** BRIEF **
Please copy every record exactly as it is written.

** SUPPLIED RECORDS **
.....

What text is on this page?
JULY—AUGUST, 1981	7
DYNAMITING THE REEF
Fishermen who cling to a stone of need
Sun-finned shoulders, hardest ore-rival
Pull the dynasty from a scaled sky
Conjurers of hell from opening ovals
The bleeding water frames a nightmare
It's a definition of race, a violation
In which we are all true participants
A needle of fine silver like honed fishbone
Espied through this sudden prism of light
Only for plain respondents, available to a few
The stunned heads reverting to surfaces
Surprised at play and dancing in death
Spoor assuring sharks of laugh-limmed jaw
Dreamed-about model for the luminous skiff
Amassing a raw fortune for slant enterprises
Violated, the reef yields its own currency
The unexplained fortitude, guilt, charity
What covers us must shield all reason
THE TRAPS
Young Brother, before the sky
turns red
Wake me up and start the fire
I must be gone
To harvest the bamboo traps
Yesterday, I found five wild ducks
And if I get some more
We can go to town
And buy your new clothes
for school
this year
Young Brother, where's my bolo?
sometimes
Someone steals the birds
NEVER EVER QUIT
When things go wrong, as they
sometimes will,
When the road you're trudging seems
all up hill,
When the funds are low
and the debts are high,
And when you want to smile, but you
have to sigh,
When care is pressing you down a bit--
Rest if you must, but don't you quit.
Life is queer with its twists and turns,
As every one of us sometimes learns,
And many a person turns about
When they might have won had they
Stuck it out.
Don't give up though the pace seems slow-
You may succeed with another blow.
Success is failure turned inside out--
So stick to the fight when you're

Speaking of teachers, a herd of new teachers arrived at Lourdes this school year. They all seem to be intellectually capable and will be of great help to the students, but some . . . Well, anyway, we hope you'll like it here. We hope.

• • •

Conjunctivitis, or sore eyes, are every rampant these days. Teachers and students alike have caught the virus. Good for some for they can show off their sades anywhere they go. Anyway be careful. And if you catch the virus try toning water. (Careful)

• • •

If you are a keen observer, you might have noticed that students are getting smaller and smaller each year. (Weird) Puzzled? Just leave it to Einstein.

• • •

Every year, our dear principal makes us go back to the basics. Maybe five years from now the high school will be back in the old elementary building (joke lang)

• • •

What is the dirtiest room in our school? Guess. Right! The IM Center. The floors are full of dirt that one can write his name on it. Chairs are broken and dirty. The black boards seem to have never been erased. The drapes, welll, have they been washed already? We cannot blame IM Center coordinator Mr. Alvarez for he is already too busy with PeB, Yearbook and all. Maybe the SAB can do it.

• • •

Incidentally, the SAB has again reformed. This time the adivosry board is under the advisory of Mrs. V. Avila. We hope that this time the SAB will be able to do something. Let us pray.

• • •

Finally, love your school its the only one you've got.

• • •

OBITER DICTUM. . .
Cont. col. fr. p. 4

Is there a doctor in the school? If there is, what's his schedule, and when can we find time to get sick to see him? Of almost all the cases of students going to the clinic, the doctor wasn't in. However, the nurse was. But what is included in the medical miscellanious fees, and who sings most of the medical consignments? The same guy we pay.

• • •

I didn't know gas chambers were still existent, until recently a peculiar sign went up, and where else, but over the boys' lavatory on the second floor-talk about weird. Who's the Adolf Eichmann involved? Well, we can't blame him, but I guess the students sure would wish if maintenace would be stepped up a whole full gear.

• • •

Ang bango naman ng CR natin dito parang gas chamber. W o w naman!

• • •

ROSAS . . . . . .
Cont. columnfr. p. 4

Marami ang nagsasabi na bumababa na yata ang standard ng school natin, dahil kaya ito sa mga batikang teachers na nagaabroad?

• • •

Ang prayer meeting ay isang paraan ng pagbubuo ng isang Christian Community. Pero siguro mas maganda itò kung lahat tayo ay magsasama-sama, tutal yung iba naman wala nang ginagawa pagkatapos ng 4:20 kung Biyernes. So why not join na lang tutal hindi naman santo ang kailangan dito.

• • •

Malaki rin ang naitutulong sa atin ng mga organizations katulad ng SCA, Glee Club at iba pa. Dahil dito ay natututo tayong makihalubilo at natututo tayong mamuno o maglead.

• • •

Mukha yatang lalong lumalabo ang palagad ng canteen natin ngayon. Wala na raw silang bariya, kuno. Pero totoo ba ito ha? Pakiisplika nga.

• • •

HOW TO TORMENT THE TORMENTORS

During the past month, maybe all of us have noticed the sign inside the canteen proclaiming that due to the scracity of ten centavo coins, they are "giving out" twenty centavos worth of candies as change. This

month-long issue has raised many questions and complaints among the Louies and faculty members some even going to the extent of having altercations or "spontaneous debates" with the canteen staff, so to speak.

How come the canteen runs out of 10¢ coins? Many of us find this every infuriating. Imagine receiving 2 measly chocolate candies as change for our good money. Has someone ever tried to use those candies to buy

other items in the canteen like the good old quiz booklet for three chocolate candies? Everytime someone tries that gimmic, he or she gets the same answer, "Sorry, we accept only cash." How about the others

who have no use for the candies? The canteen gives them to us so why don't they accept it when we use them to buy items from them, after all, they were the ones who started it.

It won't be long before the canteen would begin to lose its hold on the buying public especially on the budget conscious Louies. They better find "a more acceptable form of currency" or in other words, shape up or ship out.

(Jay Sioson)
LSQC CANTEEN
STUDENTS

.....

** SOLUTION TO THE EXERCISE **
What text is on this page?
JULY—AUGUST, 1981	7
DYNAMITING THE REEF
Fishermen who cling to a stone of need
Sun-finned shoulders, hardest ore-rival
Pull the dynasty from a scaled sky
Conjurers of hell from opening ovals
The bleeding water frames a nightmare
It's a definition of race, a violation
In which we are all true participants
A needle of fine silver like honed fishbone
Espied through this sudden prism of light
Only for plain respondents, available to a few
The stunned heads reverting to surfaces
Surprised at play and dancing in death
Spoor assuring sharks of laugh-limmed jaw
Dreamed-about model for the luminous skiff
Amassing a raw fortune for slant enterprises
Violated, the reef yields its own currency
The unexplained fortitude, guilt, charity
What covers us must shield all reason
THE TRAPS
Young Brother, before the sky
turns red
Wake me up and start the fire
I must be gone
To harvest the bamboo traps
Yesterday, I found five wild ducks
And if I get some more
We can go to town
And buy your new clothes
for school
this year
Young Brother, where's my bolo?
sometimes
Someone steals the birds
NEVER EVER QUIT
When things go wrong, as they
sometimes will,
When the road you're trudging seems
all up hill,
When the funds are low
and the debts are high,
And when you want to smile, but you
have to sigh,
When care is pressing you down a bit--
Rest if you must, but don't you quit.
Life is queer with its twists and turns,
As every one of us sometimes learns,
And many a person turns about
When they might have won had they
Stuck it out.
Don't give up though the pace seems slow-
You may succeed with another blow.
Success is failure turned inside out--
So stick to the fight when you're

Speaking of teachers, a herd of new teachers arrived at Lourdes this school year. They all seem to be intellectually capable and will be of great help to the students, but some . . . Well, anyway, we hope you'll like it here. We hope.

• • •

Conjunctivitis, or sore eyes, are every rampant these days. Teachers and students alike have caught the virus. Good for some for they can show off their sades anywhere they go. Anyway be careful. And if you catch the virus try toning water. (Careful)

• • •

If you are a keen observer, you might have noticed that students are getting smaller and smaller each year. (Weird) Puzzled? Just leave it to Einstein.

• • •

Every year, our dear principal makes us go back to the basics. Maybe five years from now the high school will be back in the old elementary building (joke lang)

• • •

What is the dirtiest room in our school? Guess. Right! The IM Center. The floors are full of dirt that one can write his name on it. Chairs are broken and dirty. The black boards seem to have never been erased. The drapes, welll, have they been washed already? We cannot blame IM Center coordinator Mr. Alvarez for he is already too busy with PeB, Yearbook and all. Maybe the SAB can do it.

• • •

Incidentally, the SAB has again reformed. This time the adivosry board is under the advisory of Mrs. V. Avila. We hope that this time the SAB will be able to do something. Let us pray.

• • •

Finally, love your school its the only one you've got.

• • •

OBITER DICTUM. . .
Cont. col. fr. p. 4

Is there a doctor in the school? If there is, what's his schedule, and when can we find time to get sick to see him? Of almost all the cases of students going to the clinic, the doctor wasn't in. However, the nurse was. But what is included in the medical miscellanious fees, and who sings most of the medical consignments? The same guy we pay.

• • •

I didn't know gas chambers were still existent, until recently a peculiar sign went up, and where else, but over the boys' lavatory on the second floor-talk about weird. Who's the Adolf Eichmann involved? Well, we can't blame him, but I guess the students sure would wish if maintenace would be stepped up a whole full gear.

• • •

Ang bango naman ng CR natin dito parang gas chamber. W o w naman!

• • •

ROSAS . . . . . .
Cont. columnfr. p. 4

Marami ang nagsasabi na bumababa na yata ang standard ng school natin, dahil kaya ito sa mga batikang teachers na nagaabroad?

• • •

Ang prayer meeting ay isang paraan ng pagbubuo ng isang Christian Community. Pero siguro mas maganda itò kung lahat tayo ay magsasama-sama, tutal yung iba naman wala nang ginagawa pagkatapos ng 4:20 kung Biyernes. So why not join na lang tutal hindi naman santo ang kailangan dito.

• • •

Malaki rin ang naitutulong sa atin ng mga organizations katulad ng SCA, Glee Club at iba pa. Dahil dito ay natututo tayong makihalubilo at natututo tayong mamuno o maglead.

• • •

Mukha yatang lalong lumalabo ang palagad ng canteen natin ngayon. Wala na raw silang bariya, kuno. Pero totoo ba ito ha? Pakiisplika nga.

• • •

HOW TO TORMENT THE TORMENTORS

During the past month, maybe all of us have noticed the sign inside the canteen proclaiming that due to the scracity of ten centavo coins, they are "giving out" twenty centavos worth of candies as change. This

month-long issue has raised many questions and complaints among the Louies and faculty members some even going to the extent of having altercations or "spontaneous debates" with the canteen staff, so to speak.

How come the canteen runs out of 10¢ coins? Many of us find this every infuriating. Imagine receiving 2 measly chocolate candies as change for our good money. Has someone ever tried to use those candies to buy

other items in the canteen like the good old quiz booklet for three chocolate candies? Everytime someone tries that gimmic, he or she gets the same answer, "Sorry, we accept only cash." How about the others

who have no use for the candies? The canteen gives them to us so why don't they accept it when we use them to buy items from them, after all, they were the ones who started it.

It won't be long before the canteen would begin to lose its hold on the buying public especially on the budget conscious Louies. They better find "a more acceptable form of currency" or in other words, shape up or ship out.

(Jay Sioson)
LSQC CANTEEN
STUDENTS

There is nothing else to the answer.